→ **OBJECTIVE**
Write out all of the entries exactly as given.

→ **GIVEN DATA**
>> BEGIN
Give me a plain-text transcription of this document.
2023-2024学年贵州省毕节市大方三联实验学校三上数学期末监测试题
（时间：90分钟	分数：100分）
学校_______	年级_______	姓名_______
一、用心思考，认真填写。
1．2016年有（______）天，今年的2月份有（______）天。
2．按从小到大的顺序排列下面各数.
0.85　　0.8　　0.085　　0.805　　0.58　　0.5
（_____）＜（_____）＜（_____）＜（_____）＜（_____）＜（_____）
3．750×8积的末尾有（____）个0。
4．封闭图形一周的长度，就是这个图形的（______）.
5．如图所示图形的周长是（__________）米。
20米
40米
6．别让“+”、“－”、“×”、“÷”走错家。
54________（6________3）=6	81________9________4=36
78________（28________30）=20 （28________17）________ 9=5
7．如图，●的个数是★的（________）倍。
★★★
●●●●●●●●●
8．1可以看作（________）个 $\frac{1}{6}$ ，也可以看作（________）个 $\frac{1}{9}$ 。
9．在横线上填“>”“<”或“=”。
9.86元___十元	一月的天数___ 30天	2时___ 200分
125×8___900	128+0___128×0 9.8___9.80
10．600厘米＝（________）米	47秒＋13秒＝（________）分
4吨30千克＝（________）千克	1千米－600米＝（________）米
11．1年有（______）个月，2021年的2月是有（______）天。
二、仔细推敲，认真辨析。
>> END
→ **WRITTEN SOLUTION**
Give me a plain-text transcription of this document.
2023-2024学年贵州省毕节市大方三联实验学校三上数学期末监测试题
（时间：90分钟	分数：100分）
学校_______	年级_______	姓名_______
一、用心思考，认真填写。
1．2016年有（______）天，今年的2月份有（______）天。
2．按从小到大的顺序排列下面各数.
0.85　　0.8　　0.085　　0.805　　0.58　　0.5
（_____）＜（_____）＜（_____）＜（_____）＜（_____）＜（_____）
3．750×8积的末尾有（____）个0。
4．封闭图形一周的长度，就是这个图形的（______）.
5．如图所示图形的周长是（__________）米。
20米
40米
6．别让“+”、“－”、“×”、“÷”走错家。
54________（6________3）=6	81________9________4=36
78________（28________30）=20 （28________17）________ 9=5
7．如图，●的个数是★的（________）倍。
★★★
●●●●●●●●●
8．1可以看作（________）个 $\frac{1}{6}$ ，也可以看作（________）个 $\frac{1}{9}$ 。
9．在横线上填“>”“<”或“=”。
9.86元___十元	一月的天数___ 30天	2时___ 200分
125×8___900	128+0___128×0 9.8___9.80
10．600厘米＝（________）米	47秒＋13秒＝（________）分
4吨30千克＝（________）千克	1千米－600米＝（________）米
11．1年有（______）个月，2021年的2月是有（______）天。
二、仔细推敲，认真辨析。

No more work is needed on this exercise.